Data entries for graphics:

○ ○ ○ ○ ○

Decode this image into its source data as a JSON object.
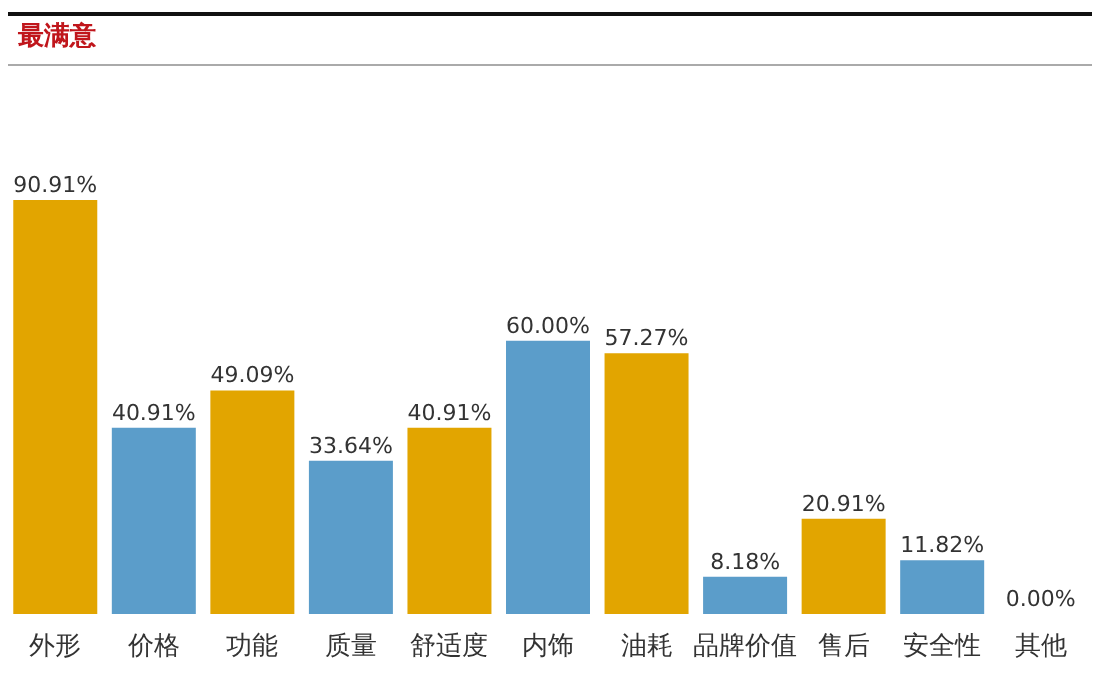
{
  "chart_data": {
    "type": "bar",
    "title": "最满意",
    "categories": [
      "外形",
      "价格",
      "功能",
      "质量",
      "舒适度",
      "内饰",
      "油耗",
      "品牌价值",
      "售后",
      "安全性",
      "其他"
    ],
    "values": [
      90.91,
      40.91,
      49.09,
      33.64,
      40.91,
      60.0,
      57.27,
      8.18,
      20.91,
      11.82,
      0.0
    ],
    "colors": [
      "#e2a500",
      "#5b9dca",
      "#e2a500",
      "#5b9dca",
      "#e2a500",
      "#5b9dca",
      "#e2a500",
      "#5b9dca",
      "#e2a500",
      "#5b9dca",
      "#e2a500"
    ],
    "value_labels": [
      "90.91%",
      "40.91%",
      "49.09%",
      "33.64%",
      "40.91%",
      "60.00%",
      "57.27%",
      "8.18%",
      "20.91%",
      "11.82%",
      "0.00%"
    ],
    "data_labels": false
  }
}
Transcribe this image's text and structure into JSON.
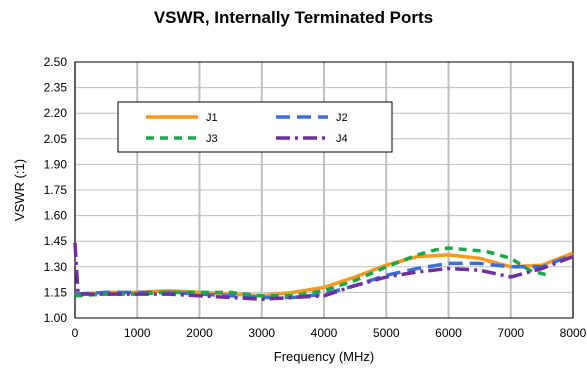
{
  "chart_data": {
    "type": "line",
    "title": "VSWR, Internally Terminated Ports",
    "xlabel": "Frequency (MHz)",
    "ylabel": "VSWR (:1)",
    "xlim": [
      0,
      8000
    ],
    "ylim": [
      1.0,
      2.5
    ],
    "x_ticks": [
      "0",
      "1000",
      "2000",
      "3000",
      "4000",
      "5000",
      "6000",
      "7000",
      "8000"
    ],
    "y_ticks": [
      "1.00",
      "1.15",
      "1.30",
      "1.45",
      "1.60",
      "1.75",
      "1.90",
      "2.05",
      "2.20",
      "2.35",
      "2.50"
    ],
    "grid": true,
    "legend_position": "upper-left inside plot",
    "series": [
      {
        "name": "J1",
        "color": "#F79A1E",
        "style": "solid",
        "points": [
          [
            0,
            1.14
          ],
          [
            500,
            1.15
          ],
          [
            1000,
            1.15
          ],
          [
            1500,
            1.16
          ],
          [
            2000,
            1.15
          ],
          [
            2500,
            1.14
          ],
          [
            3000,
            1.13
          ],
          [
            3500,
            1.15
          ],
          [
            4000,
            1.18
          ],
          [
            4500,
            1.24
          ],
          [
            5000,
            1.31
          ],
          [
            5500,
            1.36
          ],
          [
            6000,
            1.37
          ],
          [
            6500,
            1.35
          ],
          [
            7000,
            1.3
          ],
          [
            7500,
            1.31
          ],
          [
            8000,
            1.38
          ]
        ]
      },
      {
        "name": "J2",
        "color": "#3A6FD8",
        "style": "dash",
        "points": [
          [
            0,
            1.14
          ],
          [
            500,
            1.15
          ],
          [
            1000,
            1.15
          ],
          [
            1500,
            1.15
          ],
          [
            2000,
            1.14
          ],
          [
            2500,
            1.13
          ],
          [
            3000,
            1.12
          ],
          [
            3500,
            1.12
          ],
          [
            4000,
            1.14
          ],
          [
            4500,
            1.19
          ],
          [
            5000,
            1.25
          ],
          [
            5500,
            1.29
          ],
          [
            6000,
            1.32
          ],
          [
            6500,
            1.32
          ],
          [
            7000,
            1.3
          ],
          [
            7500,
            1.3
          ],
          [
            8000,
            1.37
          ]
        ]
      },
      {
        "name": "J3",
        "color": "#1BA84A",
        "style": "short-dash",
        "points": [
          [
            0,
            1.13
          ],
          [
            500,
            1.14
          ],
          [
            1000,
            1.14
          ],
          [
            1500,
            1.15
          ],
          [
            2000,
            1.15
          ],
          [
            2500,
            1.15
          ],
          [
            3000,
            1.13
          ],
          [
            3500,
            1.13
          ],
          [
            4000,
            1.16
          ],
          [
            4500,
            1.22
          ],
          [
            5000,
            1.3
          ],
          [
            5500,
            1.37
          ],
          [
            5800,
            1.4
          ],
          [
            6000,
            1.41
          ],
          [
            6300,
            1.4
          ],
          [
            6600,
            1.39
          ],
          [
            7000,
            1.35
          ],
          [
            7300,
            1.28
          ],
          [
            7600,
            1.25
          ]
        ]
      },
      {
        "name": "J4",
        "color": "#6F2F9C",
        "style": "dash-dot",
        "points": [
          [
            0,
            1.44
          ],
          [
            50,
            1.14
          ],
          [
            500,
            1.14
          ],
          [
            1000,
            1.14
          ],
          [
            1500,
            1.14
          ],
          [
            2000,
            1.13
          ],
          [
            2500,
            1.12
          ],
          [
            3000,
            1.11
          ],
          [
            3500,
            1.12
          ],
          [
            4000,
            1.13
          ],
          [
            4500,
            1.19
          ],
          [
            5000,
            1.24
          ],
          [
            5500,
            1.27
          ],
          [
            6000,
            1.29
          ],
          [
            6500,
            1.28
          ],
          [
            7000,
            1.24
          ],
          [
            7500,
            1.29
          ],
          [
            8000,
            1.36
          ]
        ]
      }
    ]
  }
}
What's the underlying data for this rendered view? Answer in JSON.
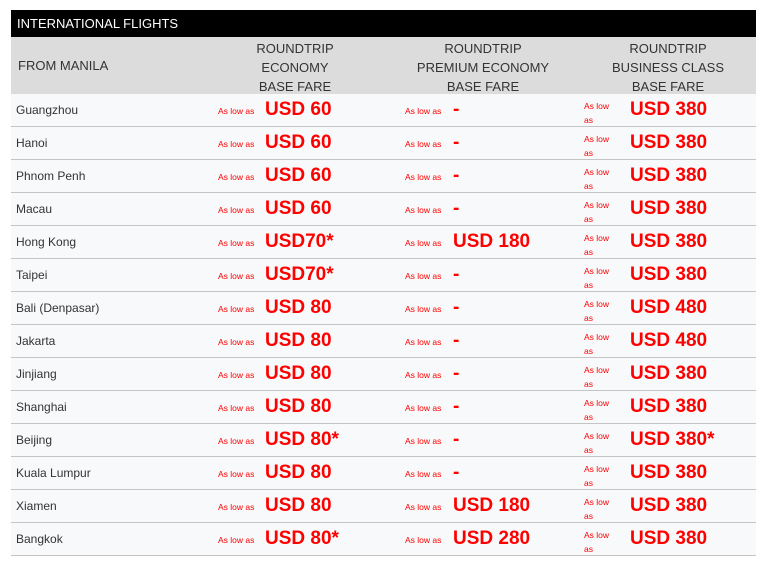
{
  "title": "INTERNATIONAL FLIGHTS",
  "headers": {
    "from": "FROM MANILA",
    "economy": [
      "ROUNDTRIP",
      "ECONOMY",
      "BASE FARE"
    ],
    "premium": [
      "ROUNDTRIP",
      "PREMIUM ECONOMY",
      "BASE FARE"
    ],
    "business": [
      "ROUNDTRIP",
      "BUSINESS CLASS",
      "BASE FARE"
    ]
  },
  "as_low_as": "As low as",
  "accent": "#ff0000",
  "rows": [
    {
      "city": "Guangzhou",
      "economy": "USD 60",
      "premium": "-",
      "business": "USD 380"
    },
    {
      "city": "Hanoi",
      "economy": "USD 60",
      "premium": "-",
      "business": "USD 380"
    },
    {
      "city": "Phnom Penh",
      "economy": "USD 60",
      "premium": "-",
      "business": "USD 380"
    },
    {
      "city": "Macau",
      "economy": "USD 60",
      "premium": "-",
      "business": "USD 380"
    },
    {
      "city": "Hong Kong",
      "economy": "USD70*",
      "premium": "USD 180",
      "business": "USD 380"
    },
    {
      "city": "Taipei",
      "economy": "USD70*",
      "premium": "-",
      "business": "USD 380"
    },
    {
      "city": "Bali (Denpasar)",
      "economy": "USD 80",
      "premium": "-",
      "business": "USD 480"
    },
    {
      "city": "Jakarta",
      "economy": "USD 80",
      "premium": "-",
      "business": "USD 480"
    },
    {
      "city": "Jinjiang",
      "economy": "USD 80",
      "premium": "-",
      "business": "USD 380"
    },
    {
      "city": "Shanghai",
      "economy": "USD 80",
      "premium": "-",
      "business": "USD 380"
    },
    {
      "city": "Beijing",
      "economy": "USD 80*",
      "premium": "-",
      "business": "USD 380*"
    },
    {
      "city": "Kuala Lumpur",
      "economy": "USD 80",
      "premium": "-",
      "business": "USD 380"
    },
    {
      "city": "Xiamen",
      "economy": "USD 80",
      "premium": "USD 180",
      "business": "USD 380"
    },
    {
      "city": "Bangkok",
      "economy": "USD 80*",
      "premium": "USD 280",
      "business": "USD 380"
    }
  ]
}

○ ○ ○ ○ ○

* **What the task asks**: All the lines above are to be reproduced exactly, except the pictures.

* **Response to this exercise**:
Decode this image into its source data as a JSON object.
{
  "chart_data": {
    "type": "bar",
    "title": "最满意",
    "categories": [
      "外形",
      "价格",
      "功能",
      "质量",
      "舒适度",
      "内饰",
      "油耗",
      "品牌价值",
      "售后",
      "安全性",
      "其他"
    ],
    "values": [
      90.91,
      40.91,
      49.09,
      33.64,
      40.91,
      60.0,
      57.27,
      8.18,
      20.91,
      11.82,
      0.0
    ],
    "colors": [
      "#e2a500",
      "#5b9dca",
      "#e2a500",
      "#5b9dca",
      "#e2a500",
      "#5b9dca",
      "#e2a500",
      "#5b9dca",
      "#e2a500",
      "#5b9dca",
      "#e2a500"
    ],
    "value_labels": [
      "90.91%",
      "40.91%",
      "49.09%",
      "33.64%",
      "40.91%",
      "60.00%",
      "57.27%",
      "8.18%",
      "20.91%",
      "11.82%",
      "0.00%"
    ],
    "data_labels": false
  }
}
Transcribe this image's text and structure into JSON.
{
  "chart_data": {
    "type": "line",
    "title": "VSWR, Internally Terminated Ports",
    "xlabel": "Frequency (MHz)",
    "ylabel": "VSWR (:1)",
    "xlim": [
      0,
      8000
    ],
    "ylim": [
      1.0,
      2.5
    ],
    "x_ticks": [
      "0",
      "1000",
      "2000",
      "3000",
      "4000",
      "5000",
      "6000",
      "7000",
      "8000"
    ],
    "y_ticks": [
      "1.00",
      "1.15",
      "1.30",
      "1.45",
      "1.60",
      "1.75",
      "1.90",
      "2.05",
      "2.20",
      "2.35",
      "2.50"
    ],
    "grid": true,
    "legend_position": "upper-left inside plot",
    "series": [
      {
        "name": "J1",
        "color": "#F79A1E",
        "style": "solid",
        "points": [
          [
            0,
            1.14
          ],
          [
            500,
            1.15
          ],
          [
            1000,
            1.15
          ],
          [
            1500,
            1.16
          ],
          [
            2000,
            1.15
          ],
          [
            2500,
            1.14
          ],
          [
            3000,
            1.13
          ],
          [
            3500,
            1.15
          ],
          [
            4000,
            1.18
          ],
          [
            4500,
            1.24
          ],
          [
            5000,
            1.31
          ],
          [
            5500,
            1.36
          ],
          [
            6000,
            1.37
          ],
          [
            6500,
            1.35
          ],
          [
            7000,
            1.3
          ],
          [
            7500,
            1.31
          ],
          [
            8000,
            1.38
          ]
        ]
      },
      {
        "name": "J2",
        "color": "#3A6FD8",
        "style": "dash",
        "points": [
          [
            0,
            1.14
          ],
          [
            500,
            1.15
          ],
          [
            1000,
            1.15
          ],
          [
            1500,
            1.15
          ],
          [
            2000,
            1.14
          ],
          [
            2500,
            1.13
          ],
          [
            3000,
            1.12
          ],
          [
            3500,
            1.12
          ],
          [
            4000,
            1.14
          ],
          [
            4500,
            1.19
          ],
          [
            5000,
            1.25
          ],
          [
            5500,
            1.29
          ],
          [
            6000,
            1.32
          ],
          [
            6500,
            1.32
          ],
          [
            7000,
            1.3
          ],
          [
            7500,
            1.3
          ],
          [
            8000,
            1.37
          ]
        ]
      },
      {
        "name": "J3",
        "color": "#1BA84A",
        "style": "short-dash",
        "points": [
          [
            0,
            1.13
          ],
          [
            500,
            1.14
          ],
          [
            1000,
            1.14
          ],
          [
            1500,
            1.15
          ],
          [
            2000,
            1.15
          ],
          [
            2500,
            1.15
          ],
          [
            3000,
            1.13
          ],
          [
            3500,
            1.13
          ],
          [
            4000,
            1.16
          ],
          [
            4500,
            1.22
          ],
          [
            5000,
            1.3
          ],
          [
            5500,
            1.37
          ],
          [
            5800,
            1.4
          ],
          [
            6000,
            1.41
          ],
          [
            6300,
            1.4
          ],
          [
            6600,
            1.39
          ],
          [
            7000,
            1.35
          ],
          [
            7300,
            1.28
          ],
          [
            7600,
            1.25
          ]
        ]
      },
      {
        "name": "J4",
        "color": "#6F2F9C",
        "style": "dash-dot",
        "points": [
          [
            0,
            1.44
          ],
          [
            50,
            1.14
          ],
          [
            500,
            1.14
          ],
          [
            1000,
            1.14
          ],
          [
            1500,
            1.14
          ],
          [
            2000,
            1.13
          ],
          [
            2500,
            1.12
          ],
          [
            3000,
            1.11
          ],
          [
            3500,
            1.12
          ],
          [
            4000,
            1.13
          ],
          [
            4500,
            1.19
          ],
          [
            5000,
            1.24
          ],
          [
            5500,
            1.27
          ],
          [
            6000,
            1.29
          ],
          [
            6500,
            1.28
          ],
          [
            7000,
            1.24
          ],
          [
            7500,
            1.29
          ],
          [
            8000,
            1.36
          ]
        ]
      }
    ]
  }
}
What's the underlying data for this rendered view? Answer in JSON.
{
  "title": "INTERNATIONAL FLIGHTS",
  "headers": {
    "from": "FROM MANILA",
    "economy": [
      "ROUNDTRIP",
      "ECONOMY",
      "BASE FARE"
    ],
    "premium": [
      "ROUNDTRIP",
      "PREMIUM ECONOMY",
      "BASE FARE"
    ],
    "business": [
      "ROUNDTRIP",
      "BUSINESS CLASS",
      "BASE FARE"
    ]
  },
  "as_low_as": "As low as",
  "accent": "#ff0000",
  "rows": [
    {
      "city": "Guangzhou",
      "economy": "USD 60",
      "premium": "-",
      "business": "USD 380"
    },
    {
      "city": "Hanoi",
      "economy": "USD 60",
      "premium": "-",
      "business": "USD 380"
    },
    {
      "city": "Phnom Penh",
      "economy": "USD 60",
      "premium": "-",
      "business": "USD 380"
    },
    {
      "city": "Macau",
      "economy": "USD 60",
      "premium": "-",
      "business": "USD 380"
    },
    {
      "city": "Hong Kong",
      "economy": "USD70*",
      "premium": "USD 180",
      "business": "USD 380"
    },
    {
      "city": "Taipei",
      "economy": "USD70*",
      "premium": "-",
      "business": "USD 380"
    },
    {
      "city": "Bali (Denpasar)",
      "economy": "USD 80",
      "premium": "-",
      "business": "USD 480"
    },
    {
      "city": "Jakarta",
      "economy": "USD 80",
      "premium": "-",
      "business": "USD 480"
    },
    {
      "city": "Jinjiang",
      "economy": "USD 80",
      "premium": "-",
      "business": "USD 380"
    },
    {
      "city": "Shanghai",
      "economy": "USD 80",
      "premium": "-",
      "business": "USD 380"
    },
    {
      "city": "Beijing",
      "economy": "USD 80*",
      "premium": "-",
      "business": "USD 380*"
    },
    {
      "city": "Kuala Lumpur",
      "economy": "USD 80",
      "premium": "-",
      "business": "USD 380"
    },
    {
      "city": "Xiamen",
      "economy": "USD 80",
      "premium": "USD 180",
      "business": "USD 380"
    },
    {
      "city": "Bangkok",
      "economy": "USD 80*",
      "premium": "USD 280",
      "business": "USD 380"
    }
  ]
}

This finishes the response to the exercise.